#### Exercise
Everything from the line holding "Convert this screenshot" through the last line below must be repeated exactly, and nothing else.

Records from a data source
---

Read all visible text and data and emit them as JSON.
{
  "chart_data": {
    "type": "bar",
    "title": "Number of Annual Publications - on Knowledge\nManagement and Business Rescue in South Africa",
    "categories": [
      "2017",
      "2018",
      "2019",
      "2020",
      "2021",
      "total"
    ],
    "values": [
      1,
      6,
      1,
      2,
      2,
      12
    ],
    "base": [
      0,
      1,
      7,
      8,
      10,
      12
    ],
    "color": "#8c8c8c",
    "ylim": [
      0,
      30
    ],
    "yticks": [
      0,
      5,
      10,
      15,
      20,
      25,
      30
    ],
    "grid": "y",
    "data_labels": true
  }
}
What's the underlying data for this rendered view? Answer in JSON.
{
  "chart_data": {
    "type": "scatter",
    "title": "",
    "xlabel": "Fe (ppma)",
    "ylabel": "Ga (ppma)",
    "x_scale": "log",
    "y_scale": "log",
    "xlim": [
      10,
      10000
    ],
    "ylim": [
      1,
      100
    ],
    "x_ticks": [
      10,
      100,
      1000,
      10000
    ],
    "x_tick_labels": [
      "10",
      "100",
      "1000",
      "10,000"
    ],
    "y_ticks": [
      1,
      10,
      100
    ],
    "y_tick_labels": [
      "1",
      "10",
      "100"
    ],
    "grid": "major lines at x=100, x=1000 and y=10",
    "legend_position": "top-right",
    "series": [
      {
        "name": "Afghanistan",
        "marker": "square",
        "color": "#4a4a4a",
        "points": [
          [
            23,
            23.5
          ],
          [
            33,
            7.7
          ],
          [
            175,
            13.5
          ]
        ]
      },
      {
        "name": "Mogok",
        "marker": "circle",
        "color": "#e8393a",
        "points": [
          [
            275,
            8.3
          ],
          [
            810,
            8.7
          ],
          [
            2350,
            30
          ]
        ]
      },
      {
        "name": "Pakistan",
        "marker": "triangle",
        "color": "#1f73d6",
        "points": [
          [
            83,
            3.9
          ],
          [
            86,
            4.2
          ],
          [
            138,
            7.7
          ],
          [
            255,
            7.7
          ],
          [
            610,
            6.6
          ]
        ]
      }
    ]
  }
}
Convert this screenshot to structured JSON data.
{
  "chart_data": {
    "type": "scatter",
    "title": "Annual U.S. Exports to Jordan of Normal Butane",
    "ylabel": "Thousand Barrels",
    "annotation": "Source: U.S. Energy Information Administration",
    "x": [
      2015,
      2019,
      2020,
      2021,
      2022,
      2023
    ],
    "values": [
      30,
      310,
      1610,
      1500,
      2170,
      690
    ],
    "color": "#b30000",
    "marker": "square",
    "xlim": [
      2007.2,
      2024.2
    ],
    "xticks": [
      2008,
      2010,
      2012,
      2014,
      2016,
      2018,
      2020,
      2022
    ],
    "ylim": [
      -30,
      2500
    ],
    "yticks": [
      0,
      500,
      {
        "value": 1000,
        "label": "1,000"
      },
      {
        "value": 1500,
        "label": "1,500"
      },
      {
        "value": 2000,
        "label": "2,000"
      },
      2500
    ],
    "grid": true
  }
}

---

#### Written solution
Convert this screenshot to structured JSON data.
{
  "chart_data": {
    "type": "scatter",
    "title": "Annual U.S. Exports to Jordan of Normal Butane",
    "ylabel": "Thousand Barrels",
    "annotation": "Source: U.S. Energy Information Administration",
    "x": [
      2015,
      2019,
      2020,
      2021,
      2022,
      2023
    ],
    "values": [
      30,
      310,
      1610,
      1500,
      2170,
      690
    ],
    "color": "#b30000",
    "marker": "square",
    "xlim": [
      2007.2,
      2024.2
    ],
    "xticks": [
      2008,
      2010,
      2012,
      2014,
      2016,
      2018,
      2020,
      2022
    ],
    "ylim": [
      -30,
      2500
    ],
    "yticks": [
      0,
      500,
      {
        "value": 1000,
        "label": "1,000"
      },
      {
        "value": 1500,
        "label": "1,500"
      },
      {
        "value": 2000,
        "label": "2,000"
      },
      2500
    ],
    "grid": true
  }
}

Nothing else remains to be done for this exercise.